◆ **Extrait**
:::::
On se complaît en Romandie à écrabouiller de plus belle une langue française déjà à terre, comme le font tant de pauvres locuteurs romands déjà à la peine avec une langue de Molière qui doit grandement les indisposer. À cela s’ajoute une haine «épidermique» à l’extrême de tout ce qui viendrait, du Québec et d’ailleurs, nous mettre le nez dans notre linge douteux qui dégage un goût désagréable d’arrogance et de condescendance. Ce pays, qui se croit d’ailleurs sorti de la cuisse de Jupiter, n’est-il pas devenu en si peu de temps ce « cloaque » culturel où presque chacun d’entre nous – jeunes et vieux – patauge sans aucun discernement comme de pauvres hères sans âme et sans plus aucune estime de soi, englués que nous sommes dans les rets de cette idéologie extrémisante anglo-ricaine qui ne supporte rien de ce qui dépasse son glacial moule hégémonique…
En un rien de temps, nous sommes, pour la plupart dans ce pays, devenus de parfaits « mutants de Panurge » à qui l’on assène au quotidien, pour mieux nous conforter dans notre délire culturoclaste obsessionnel, tous ces plaisirs faciles et délétères qui en viennent à pervertir même l’esprit le plus réfractaire à tout endoctrinement. Si cela n’est pas de l’extrémisme, ça lui ressemble étrangement…
Pareille joyeuseté n’évoque-t-elle pas le prêt-à-penser qu’on imposait naguère encore en Europe de l’Est, credo totalitaire qu’il était tout indiqué de suivre sous peine de subir un ostracisme d’Etat… ? Eh oui ! Il suffisait simplement, pour envoyer à la casse une langue française qui en jette trop de sa prestance, mais qui, décidément, donne la nausée, de déplacer le curseur du totalitarisme vers l’absurde ! Qui l’eût cru ?
:::::
◆ **Consigne A**
Pouvez-vous réécrire l'ensemble des enregistrements en remplaçant partout « series-line » par « data-line », sans rien modifier d'autre ?
◆ **Consigne B**
Pouvez-vous prolonger l'extrait sur la langue française en Romandie en reprenant après sa dernière phrase ?

Enregistrements de boîtes d'éléments:
:::::
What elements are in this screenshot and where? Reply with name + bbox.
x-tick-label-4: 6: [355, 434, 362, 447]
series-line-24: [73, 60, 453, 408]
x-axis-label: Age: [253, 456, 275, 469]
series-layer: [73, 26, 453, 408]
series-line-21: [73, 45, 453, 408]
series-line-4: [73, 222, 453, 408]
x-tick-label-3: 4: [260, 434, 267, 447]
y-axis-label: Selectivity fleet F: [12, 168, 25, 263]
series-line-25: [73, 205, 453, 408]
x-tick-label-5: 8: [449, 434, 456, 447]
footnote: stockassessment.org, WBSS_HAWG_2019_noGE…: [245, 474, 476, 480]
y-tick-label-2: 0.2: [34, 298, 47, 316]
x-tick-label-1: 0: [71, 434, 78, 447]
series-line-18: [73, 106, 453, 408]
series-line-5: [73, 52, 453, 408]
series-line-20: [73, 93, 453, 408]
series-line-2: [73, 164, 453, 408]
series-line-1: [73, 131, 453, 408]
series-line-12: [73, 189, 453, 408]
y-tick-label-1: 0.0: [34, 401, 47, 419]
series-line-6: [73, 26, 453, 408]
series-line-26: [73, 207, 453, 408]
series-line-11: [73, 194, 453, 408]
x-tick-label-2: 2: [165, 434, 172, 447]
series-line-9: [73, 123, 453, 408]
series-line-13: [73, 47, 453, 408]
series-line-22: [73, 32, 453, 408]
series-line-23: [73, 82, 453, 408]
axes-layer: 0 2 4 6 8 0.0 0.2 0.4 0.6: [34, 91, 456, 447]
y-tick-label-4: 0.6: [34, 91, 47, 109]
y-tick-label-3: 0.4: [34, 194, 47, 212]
:::::
◆ **Résultat A**
What elements are in this screenshot and where? Reply with name + bbox.
x-tick-label-4: 6: [355, 434, 362, 447]
data-line-24: [73, 60, 453, 408]
x-axis-label: Age: [253, 456, 275, 469]
series-layer: [73, 26, 453, 408]
data-line-21: [73, 45, 453, 408]
data-line-4: [73, 222, 453, 408]
x-tick-label-3: 4: [260, 434, 267, 447]
y-axis-label: Selectivity fleet F: [12, 168, 25, 263]
data-line-25: [73, 205, 453, 408]
x-tick-label-5: 8: [449, 434, 456, 447]
footnote: stockassessment.org, WBSS_HAWG_2019_noGE…: [245, 474, 476, 480]
y-tick-label-2: 0.2: [34, 298, 47, 316]
x-tick-label-1: 0: [71, 434, 78, 447]
data-line-18: [73, 106, 453, 408]
data-line-5: [73, 52, 453, 408]
data-line-20: [73, 93, 453, 408]
data-line-2: [73, 164, 453, 408]
data-line-1: [73, 131, 453, 408]
data-line-12: [73, 189, 453, 408]
y-tick-label-1: 0.0: [34, 401, 47, 419]
data-line-6: [73, 26, 453, 408]
data-line-26: [73, 207, 453, 408]
data-line-11: [73, 194, 453, 408]
x-tick-label-2: 2: [165, 434, 172, 447]
data-line-9: [73, 123, 453, 408]
data-line-13: [73, 47, 453, 408]
data-line-22: [73, 32, 453, 408]
data-line-23: [73, 82, 453, 408]
axes-layer: 0 2 4 6 8 0.0 0.2 0.4 0.6: [34, 91, 456, 447]
y-tick-label-4: 0.6: [34, 91, 47, 109]
y-tick-label-3: 0.4: [34, 194, 47, 212]

◆ **Résultat B**
Trêve de bavardage. Le billet comparatif suivant sur le Québec et la Romandie illustre superbement le naufrage linguistique d’une bien misérable Helvétie qui adore se mettre en donneuse de leçons depuis son marigot culturel, alors qu’elle n’arrive pas – culturellement parlant – à la cheville d’une France qui a – il est vrai – oublié qu’elle seule pouvait encore, au tournant de ce 21ème siècle, tordre le cou à cette nouvelle forme de totalitarisme saxon qui ravage les consciences en nous rapetissant à la petitesse de parfaits zombies tout acculturés. Pauvres de nous ! Que l’envoûtante farce nous submerge tous !
Philippe Carron
Langue française, Suisse romande
Pièces jointes : deux des nombreuses diffusions de l’appel lancé par Jean-Paul Perreault dans des médias romands
Billet d’Ilyes Zouari :
Centre d’étude et de réflexion sur le monde francophone (CERMF)
23, avenue du Général de Gaulle
93290, Tremblay-en-France
France
Tremblay-en-France,
le 12/04/2018
Objet : sur la langue française en Suisse romande.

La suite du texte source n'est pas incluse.